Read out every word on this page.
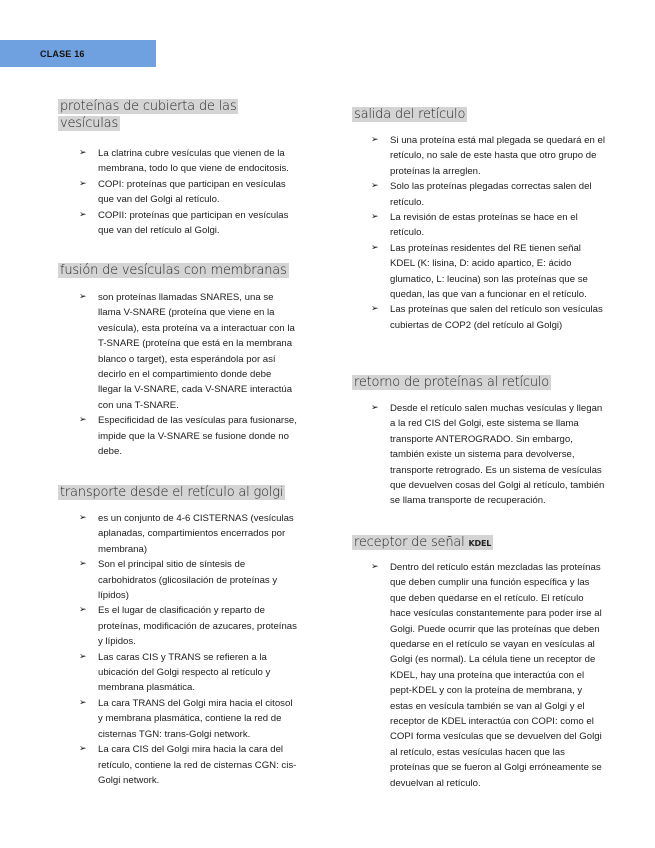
CLASE 16
proteínas de cubierta de las vesículas
➢ La clatrina cubre vesículas que vienen de la membrana, todo lo que viene de endocitosis.
➢ COPI: proteínas que participan en vesículas que van del Golgi al retículo.
➢ COPII: proteínas que participan en vesículas que van del retículo al Golgi.
fusión de vesículas con membranas
➢ son proteínas llamadas SNARES, una se llama V-SNARE (proteína que viene en la vesícula), esta proteína va a interactuar con la T-SNARE (proteína que está en la membrana blanco o target), esta esperándola por así decirlo en el compartimiento donde debe llegar la V-SNARE, cada V-SNARE interactúa con una T-SNARE.
➢ Especificidad de las vesículas para fusionarse, impide que la V-SNARE se fusione donde no debe.
transporte desde el retículo al golgi
➢ es un conjunto de 4-6 CISTERNAS (vesículas aplanadas, compartimientos encerrados por membrana)
➢ Son el principal sitio de síntesis de carbohidratos (glicosilación de proteínas y lípidos)
➢ Es el lugar de clasificación y reparto de proteínas, modificación de azucares, proteínas y lípidos.
➢ Las caras CIS y TRANS se refieren a la ubicación del Golgi respecto al retículo y membrana plasmática.
➢ La cara TRANS del Golgi mira hacia el citosol y membrana plasmática, contiene la red de cisternas TGN: trans-Golgi network.
➢ La cara CIS del Golgi mira hacia la cara del retículo, contiene la red de cisternas CGN: cis-Golgi network.
salida del retículo
➢ Si una proteína está mal plegada se quedará en el retículo, no sale de este hasta que otro grupo de proteínas la arreglen.
➢ Solo las proteínas plegadas correctas salen del retículo.
➢ La revisión de estas proteínas se hace en el retículo.
➢ Las proteínas residentes del RE tienen señal KDEL (K: lisina, D: acido apartico, E: ácido glumatico, L: leucina) son las proteínas que se quedan, las que van a funcionar en el retículo.
➢ Las proteínas que salen del retículo son vesículas cubiertas de COP2 (del retículo al Golgi)
retorno de proteínas al retículo
➢ Desde el retículo salen muchas vesículas y llegan a la red CIS del Golgi, este sistema se llama transporte ANTEROGRADO. Sin embargo, también existe un sistema para devolverse, transporte retrogrado. Es un sistema de vesículas que devuelven cosas del Golgi al retículo, también se llama transporte de recuperación.
receptor de señal KDEL
➢ Dentro del retículo están mezcladas las proteínas que deben cumplir una función específica y las que deben quedarse en el retículo. El retículo hace vesículas constantemente para poder irse al Golgi. Puede ocurrir que las proteínas que deben quedarse en el retículo se vayan en vesículas al Golgi (es normal). La célula tiene un receptor de KDEL, hay una proteína que interactúa con el pept-KDEL y con la proteína de membrana, y estas en vesícula también se van al Golgi y el receptor de KDEL interactúa con COPI: como el COPI forma vesículas que se devuelven del Golgi al retículo, estas vesículas hacen que las proteínas que se fueron al Golgi erróneamente se devuelvan al retículo.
•••••
Instructions for the task
Repeat the records above exactly, leaving out any pictures they contain.

Correct result
Read out every word on this page.
CLASE 16
proteínas de cubierta de las vesículas
➢ La clatrina cubre vesículas que vienen de la membrana, todo lo que viene de endocitosis.
➢ COPI: proteínas que participan en vesículas que van del Golgi al retículo.
➢ COPII: proteínas que participan en vesículas que van del retículo al Golgi.
fusión de vesículas con membranas
➢ son proteínas llamadas SNARES, una se llama V-SNARE (proteína que viene en la vesícula), esta proteína va a interactuar con la T-SNARE (proteína que está en la membrana blanco o target), esta esperándola por así decirlo en el compartimiento donde debe llegar la V-SNARE, cada V-SNARE interactúa con una T-SNARE.
➢ Especificidad de las vesículas para fusionarse, impide que la V-SNARE se fusione donde no debe.
transporte desde el retículo al golgi
➢ es un conjunto de 4-6 CISTERNAS (vesículas aplanadas, compartimientos encerrados por membrana)
➢ Son el principal sitio de síntesis de carbohidratos (glicosilación de proteínas y lípidos)
➢ Es el lugar de clasificación y reparto de proteínas, modificación de azucares, proteínas y lípidos.
➢ Las caras CIS y TRANS se refieren a la ubicación del Golgi respecto al retículo y membrana plasmática.
➢ La cara TRANS del Golgi mira hacia el citosol y membrana plasmática, contiene la red de cisternas TGN: trans-Golgi network.
➢ La cara CIS del Golgi mira hacia la cara del retículo, contiene la red de cisternas CGN: cis-Golgi network.
salida del retículo
➢ Si una proteína está mal plegada se quedará en el retículo, no sale de este hasta que otro grupo de proteínas la arreglen.
➢ Solo las proteínas plegadas correctas salen del retículo.
➢ La revisión de estas proteínas se hace en el retículo.
➢ Las proteínas residentes del RE tienen señal KDEL (K: lisina, D: acido apartico, E: ácido glumatico, L: leucina) son las proteínas que se quedan, las que van a funcionar en el retículo.
➢ Las proteínas que salen del retículo son vesículas cubiertas de COP2 (del retículo al Golgi)
retorno de proteínas al retículo
➢ Desde el retículo salen muchas vesículas y llegan a la red CIS del Golgi, este sistema se llama transporte ANTEROGRADO. Sin embargo, también existe un sistema para devolverse, transporte retrogrado. Es un sistema de vesículas que devuelven cosas del Golgi al retículo, también se llama transporte de recuperación.
receptor de señal KDEL
➢ Dentro del retículo están mezcladas las proteínas que deben cumplir una función específica y las que deben quedarse en el retículo. El retículo hace vesículas constantemente para poder irse al Golgi. Puede ocurrir que las proteínas que deben quedarse en el retículo se vayan en vesículas al Golgi (es normal). La célula tiene un receptor de KDEL, hay una proteína que interactúa con el pept-KDEL y con la proteína de membrana, y estas en vesícula también se van al Golgi y el receptor de KDEL interactúa con COPI: como el COPI forma vesículas que se devuelven del Golgi al retículo, estas vesículas hacen que las proteínas que se fueron al Golgi erróneamente se devuelvan al retículo.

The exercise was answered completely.